*Raw records*:
## BEGIN
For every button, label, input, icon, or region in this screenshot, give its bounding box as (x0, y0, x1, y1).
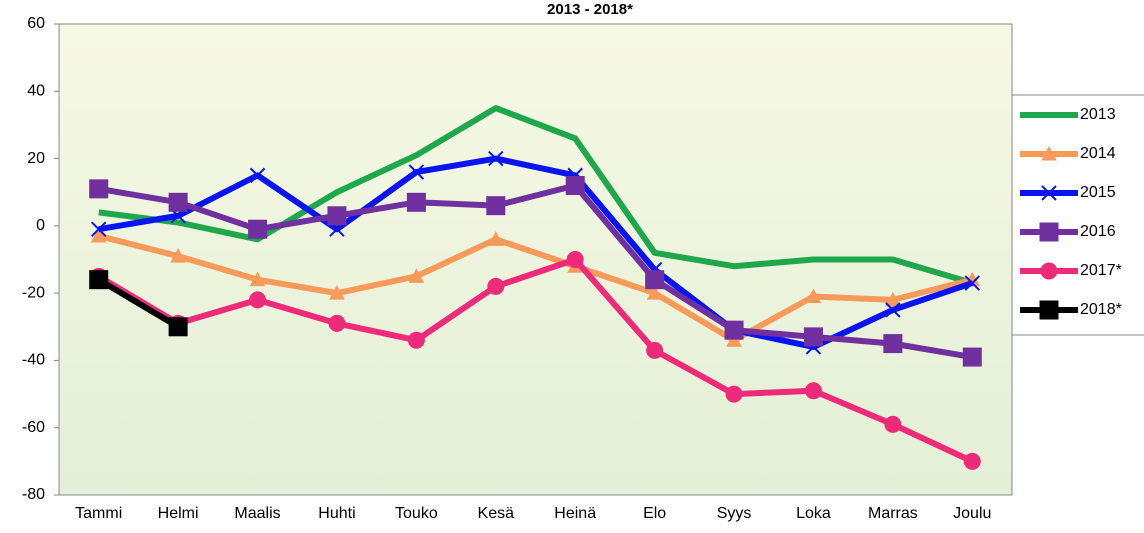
marker (168, 192, 188, 212)
marker (1041, 145, 1057, 161)
marker (645, 270, 665, 290)
y-tick-label: 60 (27, 15, 45, 32)
marker (406, 192, 426, 212)
legend-box (1011, 94, 1144, 336)
series-line (97, 256, 974, 465)
chart-title: 2013 - 2018* (547, 1, 633, 18)
y-tick-label: -40 (22, 352, 45, 369)
y-tick-label: -20 (22, 284, 45, 301)
marker (89, 179, 109, 199)
y-tick-label: -80 (22, 486, 45, 503)
marker (725, 385, 743, 403)
legend-label: 2014 (1080, 145, 1116, 162)
marker (488, 150, 504, 167)
x-tick-label: Marras (868, 505, 918, 522)
marker (1039, 300, 1059, 320)
marker (1040, 262, 1058, 280)
marker (726, 332, 742, 347)
x-tick-label: Huhti (318, 505, 355, 522)
marker (91, 221, 107, 237)
marker (646, 341, 664, 359)
marker (805, 288, 822, 304)
marker (89, 270, 109, 290)
y-tick-label: 40 (27, 83, 45, 100)
marker (329, 285, 345, 300)
series-line (98, 105, 974, 286)
marker (883, 334, 903, 354)
x-tick-label: Joulu (953, 505, 991, 522)
marker (327, 206, 347, 226)
marker (804, 382, 822, 400)
marker (565, 175, 585, 195)
marker (90, 227, 107, 243)
marker (1041, 185, 1057, 201)
marker (884, 415, 902, 433)
marker (724, 320, 744, 340)
legend-label: 2013 (1080, 106, 1116, 123)
legend-label: 2017* (1080, 262, 1122, 279)
marker (407, 331, 425, 349)
marker (408, 268, 425, 283)
marker (803, 327, 823, 347)
legend-label: 2018* (1080, 301, 1122, 318)
x-tick-label: Helmi (158, 505, 199, 522)
y-tick-label: 0 (36, 217, 45, 234)
marker (885, 291, 901, 307)
marker (1039, 222, 1059, 242)
marker (170, 248, 186, 263)
plot: -80 -60 -40 -20 0 20 40 60 Tammi Helmi Maalis Huhti… (22, 15, 1122, 522)
y-tick-label: -60 (22, 419, 45, 436)
x-tick-label: Syys (717, 505, 752, 522)
legend-label: 2016 (1080, 223, 1116, 240)
x-tick-label: Elo (643, 505, 666, 522)
series-line (97, 277, 180, 330)
x-tick-label: Heinä (554, 505, 596, 522)
series-line (97, 233, 974, 344)
marker (249, 271, 266, 287)
x-tick-label: Maalis (234, 505, 280, 522)
series-line (98, 182, 973, 361)
x-tick-label: Tammi (75, 505, 122, 522)
x-tick-label: Touko (395, 505, 438, 522)
marker (964, 275, 980, 291)
marker (249, 167, 266, 184)
y-tick-label: 20 (27, 150, 45, 167)
marker (328, 314, 346, 332)
marker (487, 277, 505, 295)
marker (486, 196, 506, 216)
x-tick-label: Loka (796, 505, 831, 522)
marker (487, 231, 504, 246)
marker (249, 291, 267, 309)
marker (566, 251, 584, 268)
marker (408, 164, 425, 180)
marker (248, 219, 268, 239)
marker (168, 317, 188, 337)
legend-label: 2015 (1080, 184, 1116, 201)
marker (963, 452, 981, 470)
x-tick-label: Kesä (478, 505, 515, 522)
marker (962, 347, 982, 367)
marker (646, 285, 663, 300)
marker (885, 302, 901, 318)
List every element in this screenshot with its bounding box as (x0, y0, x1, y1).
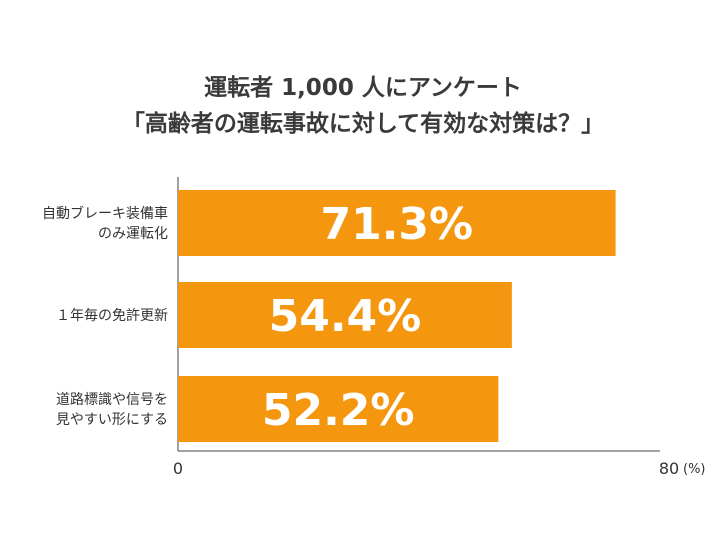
x-tick-0: 0 (173, 459, 183, 478)
category-label-0-1: のみ運転化 (98, 226, 168, 242)
x-tick-80: 80 (659, 459, 679, 478)
category-label-2-0: 道路標識や信号を (56, 392, 168, 408)
category-label-0-0: 自動ブレーキ装備車 (42, 205, 168, 222)
chart-title: 運転者 1,000 人にアンケート (204, 75, 522, 101)
bar-value-label-1: 54.4% (269, 291, 422, 342)
bar-value-label-0: 71.3% (320, 199, 473, 250)
chart-subtitle: 「高齢者の運転事故に対して有効な対策は？」 (121, 111, 605, 137)
bar-1 (178, 282, 512, 348)
x-unit-label: (%) (683, 462, 706, 477)
category-label-2-1: 見やすい形にする (56, 412, 168, 428)
bar-value-label-2: 52.2% (262, 385, 415, 436)
bar-0 (178, 190, 616, 256)
category-label-1-0: １年毎の免許更新 (56, 308, 168, 324)
bar-2 (178, 376, 499, 442)
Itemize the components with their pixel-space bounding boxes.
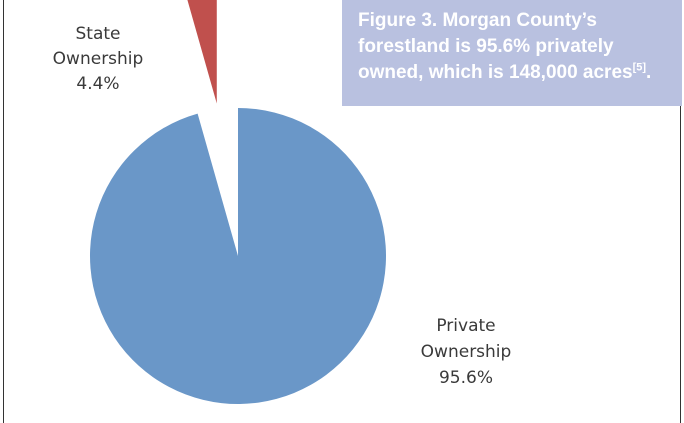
private-label-line2: Ownership [421,342,512,362]
state-label-line1: State [76,24,121,44]
caption-text: Figure 3. Morgan County’s forestland is … [358,10,633,83]
caption-superscript: [5] [632,61,647,74]
figure-caption: Figure 3. Morgan County’s forestland is … [342,0,682,106]
caption-end: . [646,62,652,83]
state-label-line2: Ownership [53,49,144,69]
state-value-label: 4.4% [76,74,119,94]
pie-slice-private [89,108,386,404]
pie-slice-state [187,0,217,104]
private-value-label: 95.6% [439,368,493,388]
private-label-line1: Private [436,316,495,336]
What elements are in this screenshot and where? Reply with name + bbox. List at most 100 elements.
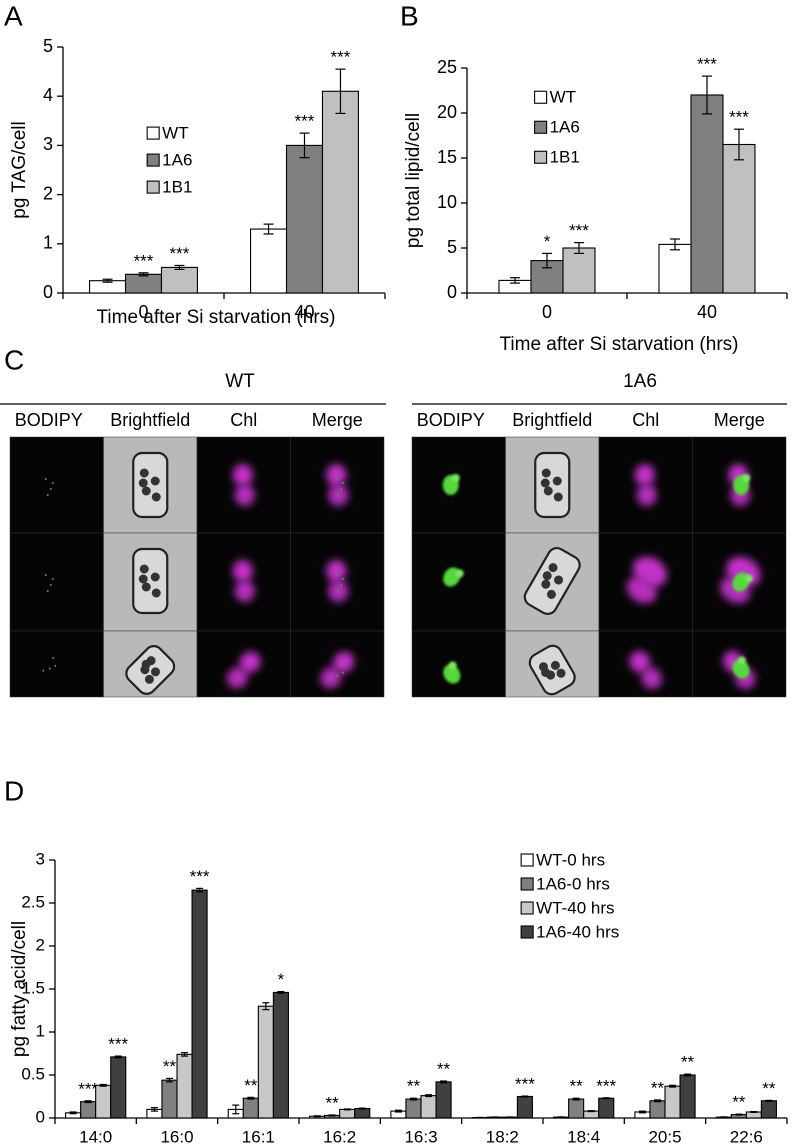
cell-outline [523, 546, 581, 616]
legend-label: 1B1 [550, 148, 580, 167]
cell-spot [543, 486, 553, 496]
lipid-speck [340, 584, 343, 586]
chl-blob [326, 560, 347, 582]
significance-label: ** [681, 1053, 695, 1072]
cell-spot [552, 476, 562, 486]
error-bar [247, 1096, 255, 1100]
cell-spot [553, 492, 563, 502]
column-header: Chl [230, 410, 257, 430]
bar [354, 1107, 371, 1119]
significance-label: *** [108, 1035, 128, 1054]
x-tick-label: 40 [294, 302, 314, 322]
cell-spot [150, 667, 160, 677]
significance-label: *** [78, 1079, 98, 1098]
image-tile [9, 436, 104, 534]
error-bar [102, 278, 113, 283]
bar [679, 1074, 696, 1119]
lipid-speck [335, 478, 338, 480]
column-header: Chl [632, 410, 659, 430]
cell [44, 574, 54, 592]
cell [232, 464, 255, 506]
error-bar [335, 68, 346, 115]
x-axis-label: Time after Si starvation (hrs) [500, 334, 739, 355]
chl-blob [234, 580, 255, 602]
error-bar [313, 1115, 321, 1118]
cell-spot [540, 478, 550, 488]
cell [528, 644, 576, 696]
y-tick-label: 0 [43, 282, 53, 302]
x-tick-label: 20:5 [648, 1127, 681, 1146]
lipid-blob [744, 574, 753, 583]
cell-spot [138, 574, 148, 584]
y-tick-label: 5 [43, 36, 53, 56]
legend-swatch [146, 153, 160, 167]
chl-blob [232, 464, 253, 486]
cell [226, 651, 261, 689]
error-bar [557, 1116, 565, 1118]
chl-blob [629, 651, 651, 673]
cell-outline [534, 451, 571, 519]
column-header: BODIPY [15, 410, 83, 430]
error-bar [165, 1077, 173, 1083]
bar [257, 1005, 274, 1119]
bar [722, 143, 756, 294]
legend-swatch [146, 180, 160, 194]
legend-swatch [520, 901, 534, 915]
bar [285, 144, 324, 294]
chl-blob [636, 484, 657, 506]
cell [320, 651, 355, 689]
lipid-speck [335, 574, 338, 576]
y-tick-label: 20 [437, 102, 457, 122]
bar [583, 1110, 600, 1119]
cell-spot [144, 674, 154, 684]
lipid-speck [342, 578, 345, 580]
y-tick-label: 0 [36, 1107, 45, 1126]
y-axis-label: pg fatty acid/cell [9, 921, 30, 1057]
y-tick-label: 1 [36, 1021, 45, 1040]
lipid-speck [49, 488, 52, 490]
significance-label: ** [163, 1057, 177, 1076]
cell [534, 451, 571, 519]
significance-label: *** [190, 867, 210, 886]
cell [443, 661, 461, 684]
bar [161, 1079, 178, 1119]
cell-spot [541, 667, 551, 677]
significance-label: ** [732, 1093, 746, 1112]
cell [232, 560, 255, 602]
error-bar [409, 1097, 417, 1101]
image-tile [9, 630, 104, 698]
significance-label: ** [326, 1093, 340, 1112]
cell [443, 567, 464, 587]
chl-blob [333, 651, 355, 673]
cell-spot [542, 571, 552, 581]
lipid-blob [737, 656, 746, 665]
image-tile [411, 532, 506, 632]
column-header: Merge [312, 410, 363, 430]
lipid-speck [44, 478, 47, 480]
bar [405, 1098, 422, 1119]
chl-blob [626, 577, 657, 604]
error-bar [328, 1114, 336, 1117]
lipid-speck [342, 482, 345, 484]
column-header: BODIPY [417, 410, 485, 430]
bar [110, 1056, 127, 1119]
significance-label: ** [244, 1076, 258, 1095]
error-bar [440, 1080, 448, 1084]
error-bar [150, 1107, 158, 1112]
error-bar [262, 1002, 270, 1011]
bar [562, 247, 596, 294]
cell [626, 556, 667, 604]
error-bar [669, 1084, 677, 1088]
lipid-speck [46, 494, 49, 496]
error-bar [299, 132, 310, 159]
cell-spot [141, 582, 151, 592]
error-bar [263, 223, 274, 235]
error-bar [684, 1073, 692, 1077]
error-bar [277, 990, 285, 994]
error-bar [735, 1113, 743, 1116]
error-bar [670, 238, 680, 251]
bar [690, 94, 724, 294]
panel-label: A [4, 0, 23, 31]
x-tick-label: 18:4 [567, 1127, 600, 1146]
bar [568, 1098, 585, 1119]
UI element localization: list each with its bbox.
## END
*To do*:
Arrange everything from the line containing "x-tick-0: 0 (173, 459, 183, 478)" down to the line containing "chart-title: 運転者 1,000" as a JSON list of strings, one string per line, with blank lines omitted.

*Answer below*:
[
  "x-tick-0: 0 (173, 459, 183, 478)",
  "category-label-0-1: のみ運転化 (98, 226, 168, 242)",
  "x-tick-80: 80 (659, 459, 679, 478)",
  "category-label-2-0: 道路標識や信号を (56, 392, 168, 408)",
  "category-label-0-0: 自動ブレーキ装備車 (42, 205, 168, 222)",
  "chart-title: 運転者 1,000 人にアンケート (204, 75, 522, 101)"
]